▶ _Exercise brief_: Without the images, print all the entries below exactly as given.

--------------------

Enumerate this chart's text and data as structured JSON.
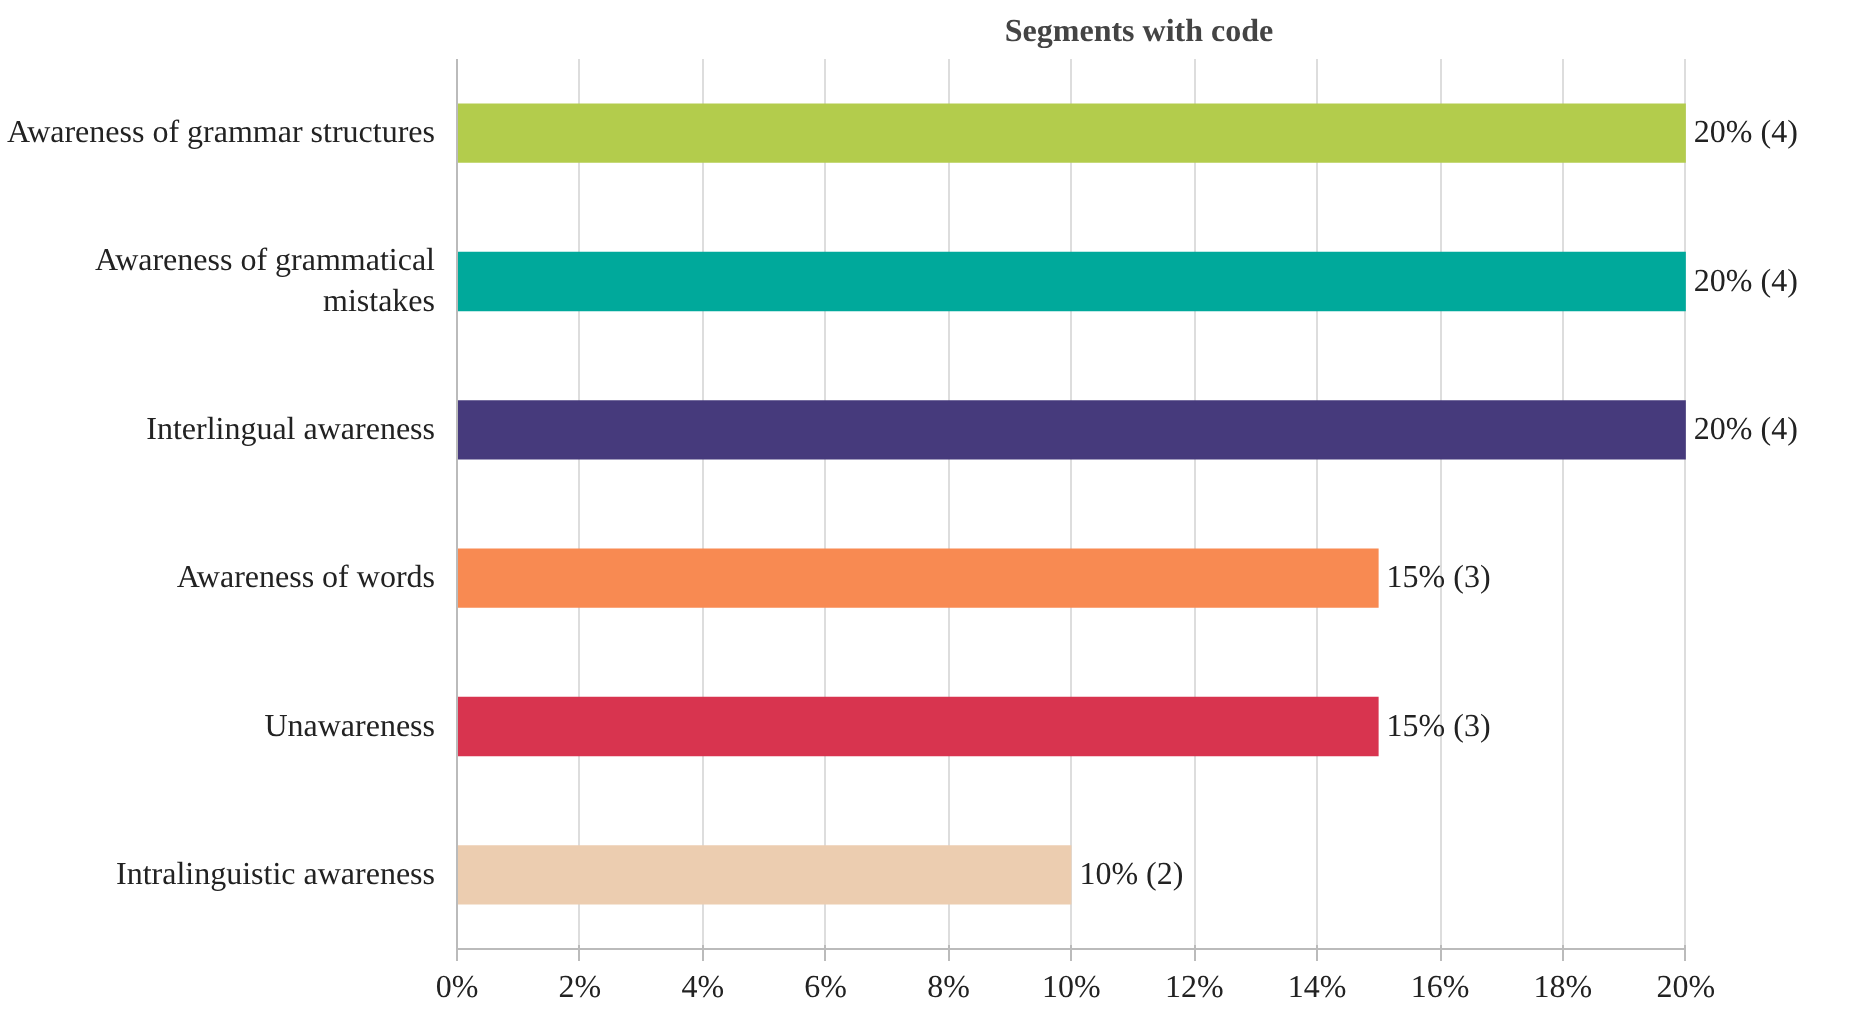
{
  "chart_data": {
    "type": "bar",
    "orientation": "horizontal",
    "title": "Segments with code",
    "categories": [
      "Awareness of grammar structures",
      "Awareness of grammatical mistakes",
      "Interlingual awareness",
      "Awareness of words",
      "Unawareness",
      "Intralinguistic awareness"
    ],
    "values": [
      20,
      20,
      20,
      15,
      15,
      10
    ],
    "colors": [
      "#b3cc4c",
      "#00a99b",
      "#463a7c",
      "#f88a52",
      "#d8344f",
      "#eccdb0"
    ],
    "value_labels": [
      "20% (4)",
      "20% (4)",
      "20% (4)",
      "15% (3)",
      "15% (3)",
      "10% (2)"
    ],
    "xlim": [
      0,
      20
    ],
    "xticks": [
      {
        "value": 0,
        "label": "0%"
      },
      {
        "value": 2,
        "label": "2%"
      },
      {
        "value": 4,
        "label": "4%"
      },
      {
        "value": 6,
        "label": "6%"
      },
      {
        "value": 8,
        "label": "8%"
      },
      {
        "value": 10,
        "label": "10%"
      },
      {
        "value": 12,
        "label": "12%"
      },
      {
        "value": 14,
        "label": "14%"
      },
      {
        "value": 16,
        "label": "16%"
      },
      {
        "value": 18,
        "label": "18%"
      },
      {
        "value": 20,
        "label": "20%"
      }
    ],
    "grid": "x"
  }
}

--------------------

▶ _Written response_:
Enumerate this chart's text and data as structured JSON.
{
  "chart_data": {
    "type": "bar",
    "orientation": "horizontal",
    "title": "Segments with code",
    "categories": [
      "Awareness of grammar structures",
      "Awareness of grammatical mistakes",
      "Interlingual awareness",
      "Awareness of words",
      "Unawareness",
      "Intralinguistic awareness"
    ],
    "values": [
      20,
      20,
      20,
      15,
      15,
      10
    ],
    "colors": [
      "#b3cc4c",
      "#00a99b",
      "#463a7c",
      "#f88a52",
      "#d8344f",
      "#eccdb0"
    ],
    "value_labels": [
      "20% (4)",
      "20% (4)",
      "20% (4)",
      "15% (3)",
      "15% (3)",
      "10% (2)"
    ],
    "xlim": [
      0,
      20
    ],
    "xticks": [
      {
        "value": 0,
        "label": "0%"
      },
      {
        "value": 2,
        "label": "2%"
      },
      {
        "value": 4,
        "label": "4%"
      },
      {
        "value": 6,
        "label": "6%"
      },
      {
        "value": 8,
        "label": "8%"
      },
      {
        "value": 10,
        "label": "10%"
      },
      {
        "value": 12,
        "label": "12%"
      },
      {
        "value": 14,
        "label": "14%"
      },
      {
        "value": 16,
        "label": "16%"
      },
      {
        "value": 18,
        "label": "18%"
      },
      {
        "value": 20,
        "label": "20%"
      }
    ],
    "grid": "x"
  }
}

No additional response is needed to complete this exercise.